» **WORK REQUIRED**: Produce a verbatim copy of the entries listed below.

» **Raw records**:
━━━━━━━━━━━━━━━━━━━━━━━━━━━━━━
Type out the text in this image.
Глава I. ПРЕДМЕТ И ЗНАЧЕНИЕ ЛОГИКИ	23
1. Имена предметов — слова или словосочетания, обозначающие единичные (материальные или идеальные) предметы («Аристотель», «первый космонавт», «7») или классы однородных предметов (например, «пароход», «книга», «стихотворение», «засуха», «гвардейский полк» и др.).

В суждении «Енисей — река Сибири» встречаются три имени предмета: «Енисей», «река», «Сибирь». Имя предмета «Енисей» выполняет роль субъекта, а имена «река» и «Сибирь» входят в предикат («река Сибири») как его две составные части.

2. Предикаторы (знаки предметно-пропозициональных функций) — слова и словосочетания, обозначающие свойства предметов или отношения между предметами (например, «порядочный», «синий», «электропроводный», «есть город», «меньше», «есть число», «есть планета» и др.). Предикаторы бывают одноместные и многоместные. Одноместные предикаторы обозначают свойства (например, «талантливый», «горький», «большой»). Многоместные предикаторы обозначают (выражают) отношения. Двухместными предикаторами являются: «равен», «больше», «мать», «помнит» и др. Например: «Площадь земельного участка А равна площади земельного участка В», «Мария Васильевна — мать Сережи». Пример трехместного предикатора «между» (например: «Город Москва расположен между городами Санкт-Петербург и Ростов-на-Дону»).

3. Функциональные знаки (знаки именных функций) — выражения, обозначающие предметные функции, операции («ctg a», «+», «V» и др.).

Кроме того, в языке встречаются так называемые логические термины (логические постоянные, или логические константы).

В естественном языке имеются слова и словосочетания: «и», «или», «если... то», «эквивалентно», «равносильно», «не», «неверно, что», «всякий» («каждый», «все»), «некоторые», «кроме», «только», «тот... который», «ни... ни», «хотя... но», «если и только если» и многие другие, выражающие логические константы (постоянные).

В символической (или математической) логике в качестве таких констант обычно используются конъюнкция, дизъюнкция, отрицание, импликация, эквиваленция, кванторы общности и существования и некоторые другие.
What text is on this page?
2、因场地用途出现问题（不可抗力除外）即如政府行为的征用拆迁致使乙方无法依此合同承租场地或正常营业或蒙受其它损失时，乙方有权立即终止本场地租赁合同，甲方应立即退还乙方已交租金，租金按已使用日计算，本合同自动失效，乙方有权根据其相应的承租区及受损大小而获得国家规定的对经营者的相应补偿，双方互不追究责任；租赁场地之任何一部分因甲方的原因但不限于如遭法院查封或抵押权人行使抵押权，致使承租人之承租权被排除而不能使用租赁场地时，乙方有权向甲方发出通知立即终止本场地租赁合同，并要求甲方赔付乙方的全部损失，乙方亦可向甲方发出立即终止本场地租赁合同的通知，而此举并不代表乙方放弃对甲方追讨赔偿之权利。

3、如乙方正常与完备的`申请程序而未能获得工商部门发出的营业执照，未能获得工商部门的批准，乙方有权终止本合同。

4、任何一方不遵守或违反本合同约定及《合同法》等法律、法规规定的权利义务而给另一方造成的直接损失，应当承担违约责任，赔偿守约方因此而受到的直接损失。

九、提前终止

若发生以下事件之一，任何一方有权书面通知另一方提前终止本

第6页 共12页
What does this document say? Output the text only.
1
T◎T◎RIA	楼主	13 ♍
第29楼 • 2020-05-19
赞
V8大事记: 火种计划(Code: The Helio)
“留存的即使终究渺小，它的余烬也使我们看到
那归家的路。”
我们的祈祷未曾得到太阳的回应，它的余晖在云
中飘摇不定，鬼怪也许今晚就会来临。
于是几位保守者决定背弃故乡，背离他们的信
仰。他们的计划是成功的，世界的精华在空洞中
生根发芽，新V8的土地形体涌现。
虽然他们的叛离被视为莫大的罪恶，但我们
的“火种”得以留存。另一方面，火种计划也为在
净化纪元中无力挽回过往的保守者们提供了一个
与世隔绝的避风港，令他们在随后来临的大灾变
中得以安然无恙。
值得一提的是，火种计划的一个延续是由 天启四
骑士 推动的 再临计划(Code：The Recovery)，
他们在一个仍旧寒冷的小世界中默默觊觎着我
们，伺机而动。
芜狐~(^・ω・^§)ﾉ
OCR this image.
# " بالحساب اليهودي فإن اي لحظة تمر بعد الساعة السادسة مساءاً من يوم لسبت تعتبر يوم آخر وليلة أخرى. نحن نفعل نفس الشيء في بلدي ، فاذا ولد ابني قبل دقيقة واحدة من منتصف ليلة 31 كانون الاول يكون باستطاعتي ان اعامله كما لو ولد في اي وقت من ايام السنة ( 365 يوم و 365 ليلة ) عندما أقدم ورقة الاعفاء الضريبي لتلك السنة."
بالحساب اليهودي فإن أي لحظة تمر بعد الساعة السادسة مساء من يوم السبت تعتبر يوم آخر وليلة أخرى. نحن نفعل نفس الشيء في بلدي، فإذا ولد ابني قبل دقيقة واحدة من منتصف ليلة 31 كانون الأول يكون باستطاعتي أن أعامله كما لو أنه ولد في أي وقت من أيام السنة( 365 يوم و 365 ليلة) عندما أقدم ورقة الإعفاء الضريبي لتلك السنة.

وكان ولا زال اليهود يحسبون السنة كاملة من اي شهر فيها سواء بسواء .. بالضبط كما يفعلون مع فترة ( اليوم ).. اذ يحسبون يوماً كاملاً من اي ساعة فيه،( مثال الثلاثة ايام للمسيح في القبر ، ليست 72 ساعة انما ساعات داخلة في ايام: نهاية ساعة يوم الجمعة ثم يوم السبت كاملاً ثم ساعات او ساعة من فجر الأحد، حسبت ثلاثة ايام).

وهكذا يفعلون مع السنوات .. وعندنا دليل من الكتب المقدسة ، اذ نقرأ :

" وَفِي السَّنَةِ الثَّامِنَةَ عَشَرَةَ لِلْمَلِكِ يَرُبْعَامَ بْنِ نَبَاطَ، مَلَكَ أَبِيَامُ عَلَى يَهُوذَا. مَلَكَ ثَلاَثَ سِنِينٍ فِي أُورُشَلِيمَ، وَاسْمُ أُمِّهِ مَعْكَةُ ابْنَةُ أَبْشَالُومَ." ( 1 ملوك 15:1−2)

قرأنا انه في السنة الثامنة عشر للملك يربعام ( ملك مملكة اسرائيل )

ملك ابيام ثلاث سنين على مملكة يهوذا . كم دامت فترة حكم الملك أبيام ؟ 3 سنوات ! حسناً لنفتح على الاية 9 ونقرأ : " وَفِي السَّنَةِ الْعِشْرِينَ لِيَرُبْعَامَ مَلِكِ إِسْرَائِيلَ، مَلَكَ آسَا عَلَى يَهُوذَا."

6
━━━━━━━━━━━━━━━━━━━━━━━━━━━━━━
» **RESPONSE**:
Type out the text in this image.
Глава I. ПРЕДМЕТ И ЗНАЧЕНИЕ ЛОГИКИ	23
1. Имена предметов — слова или словосочетания, обозначающие единичные (материальные или идеальные) предметы («Аристотель», «первый космонавт», «7») или классы однородных предметов (например, «пароход», «книга», «стихотворение», «засуха», «гвардейский полк» и др.).

В суждении «Енисей — река Сибири» встречаются три имени предмета: «Енисей», «река», «Сибирь». Имя предмета «Енисей» выполняет роль субъекта, а имена «река» и «Сибирь» входят в предикат («река Сибири») как его две составные части.

2. Предикаторы (знаки предметно-пропозициональных функций) — слова и словосочетания, обозначающие свойства предметов или отношения между предметами (например, «порядочный», «синий», «электропроводный», «есть город», «меньше», «есть число», «есть планета» и др.). Предикаторы бывают одноместные и многоместные. Одноместные предикаторы обозначают свойства (например, «талантливый», «горький», «большой»). Многоместные предикаторы обозначают (выражают) отношения. Двухместными предикаторами являются: «равен», «больше», «мать», «помнит» и др. Например: «Площадь земельного участка А равна площади земельного участка В», «Мария Васильевна — мать Сережи». Пример трехместного предикатора «между» (например: «Город Москва расположен между городами Санкт-Петербург и Ростов-на-Дону»).

3. Функциональные знаки (знаки именных функций) — выражения, обозначающие предметные функции, операции («ctg a», «+», «V» и др.).

Кроме того, в языке встречаются так называемые логические термины (логические постоянные, или логические константы).

В естественном языке имеются слова и словосочетания: «и», «или», «если... то», «эквивалентно», «равносильно», «не», «неверно, что», «всякий» («каждый», «все»), «некоторые», «кроме», «только», «тот... который», «ни... ни», «хотя... но», «если и только если» и многие другие, выражающие логические константы (постоянные).

В символической (или математической) логике в качестве таких констант обычно используются конъюнкция, дизъюнкция, отрицание, импликация, эквиваленция, кванторы общности и существования и некоторые другие.
What text is on this page?
2、因场地用途出现问题（不可抗力除外）即如政府行为的征用拆迁致使乙方无法依此合同承租场地或正常营业或蒙受其它损失时，乙方有权立即终止本场地租赁合同，甲方应立即退还乙方已交租金，租金按已使用日计算，本合同自动失效，乙方有权根据其相应的承租区及受损大小而获得国家规定的对经营者的相应补偿，双方互不追究责任；租赁场地之任何一部分因甲方的原因但不限于如遭法院查封或抵押权人行使抵押权，致使承租人之承租权被排除而不能使用租赁场地时，乙方有权向甲方发出通知立即终止本场地租赁合同，并要求甲方赔付乙方的全部损失，乙方亦可向甲方发出立即终止本场地租赁合同的通知，而此举并不代表乙方放弃对甲方追讨赔偿之权利。

3、如乙方正常与完备的`申请程序而未能获得工商部门发出的营业执照，未能获得工商部门的批准，乙方有权终止本合同。

4、任何一方不遵守或违反本合同约定及《合同法》等法律、法规规定的权利义务而给另一方造成的直接损失，应当承担违约责任，赔偿守约方因此而受到的直接损失。

九、提前终止

若发生以下事件之一，任何一方有权书面通知另一方提前终止本

第6页 共12页
What does this document say? Output the text only.
1
T◎T◎RIA	楼主	13 ♍
第29楼 • 2020-05-19
赞
V8大事记: 火种计划(Code: The Helio)
“留存的即使终究渺小，它的余烬也使我们看到
那归家的路。”
我们的祈祷未曾得到太阳的回应，它的余晖在云
中飘摇不定，鬼怪也许今晚就会来临。
于是几位保守者决定背弃故乡，背离他们的信
仰。他们的计划是成功的，世界的精华在空洞中
生根发芽，新V8的土地形体涌现。
虽然他们的叛离被视为莫大的罪恶，但我们
的“火种”得以留存。另一方面，火种计划也为在
净化纪元中无力挽回过往的保守者们提供了一个
与世隔绝的避风港，令他们在随后来临的大灾变
中得以安然无恙。
值得一提的是，火种计划的一个延续是由 天启四
骑士 推动的 再临计划(Code：The Recovery)，
他们在一个仍旧寒冷的小世界中默默觊觎着我
们，伺机而动。
芜狐~(^・ω・^§)ﾉ
OCR this image.
# " بالحساب اليهودي فإن اي لحظة تمر بعد الساعة السادسة مساءاً من يوم لسبت تعتبر يوم آخر وليلة أخرى. نحن نفعل نفس الشيء في بلدي ، فاذا ولد ابني قبل دقيقة واحدة من منتصف ليلة 31 كانون الاول يكون باستطاعتي ان اعامله كما لو ولد في اي وقت من ايام السنة ( 365 يوم و 365 ليلة ) عندما أقدم ورقة الاعفاء الضريبي لتلك السنة."
بالحساب اليهودي فإن أي لحظة تمر بعد الساعة السادسة مساء من يوم السبت تعتبر يوم آخر وليلة أخرى. نحن نفعل نفس الشيء في بلدي، فإذا ولد ابني قبل دقيقة واحدة من منتصف ليلة 31 كانون الأول يكون باستطاعتي أن أعامله كما لو أنه ولد في أي وقت من أيام السنة( 365 يوم و 365 ليلة) عندما أقدم ورقة الإعفاء الضريبي لتلك السنة.

وكان ولا زال اليهود يحسبون السنة كاملة من اي شهر فيها سواء بسواء .. بالضبط كما يفعلون مع فترة ( اليوم ).. اذ يحسبون يوماً كاملاً من اي ساعة فيه،( مثال الثلاثة ايام للمسيح في القبر ، ليست 72 ساعة انما ساعات داخلة في ايام: نهاية ساعة يوم الجمعة ثم يوم السبت كاملاً ثم ساعات او ساعة من فجر الأحد، حسبت ثلاثة ايام).

وهكذا يفعلون مع السنوات .. وعندنا دليل من الكتب المقدسة ، اذ نقرأ :

" وَفِي السَّنَةِ الثَّامِنَةَ عَشَرَةَ لِلْمَلِكِ يَرُبْعَامَ بْنِ نَبَاطَ، مَلَكَ أَبِيَامُ عَلَى يَهُوذَا. مَلَكَ ثَلاَثَ سِنِينٍ فِي أُورُشَلِيمَ، وَاسْمُ أُمِّهِ مَعْكَةُ ابْنَةُ أَبْشَالُومَ." ( 1 ملوك 15:1−2)

قرأنا انه في السنة الثامنة عشر للملك يربعام ( ملك مملكة اسرائيل )

ملك ابيام ثلاث سنين على مملكة يهوذا . كم دامت فترة حكم الملك أبيام ؟ 3 سنوات ! حسناً لنفتح على الاية 9 ونقرأ : " وَفِي السَّنَةِ الْعِشْرِينَ لِيَرُبْعَامَ مَلِكِ إِسْرَائِيلَ، مَلَكَ آسَا عَلَى يَهُوذَا."

6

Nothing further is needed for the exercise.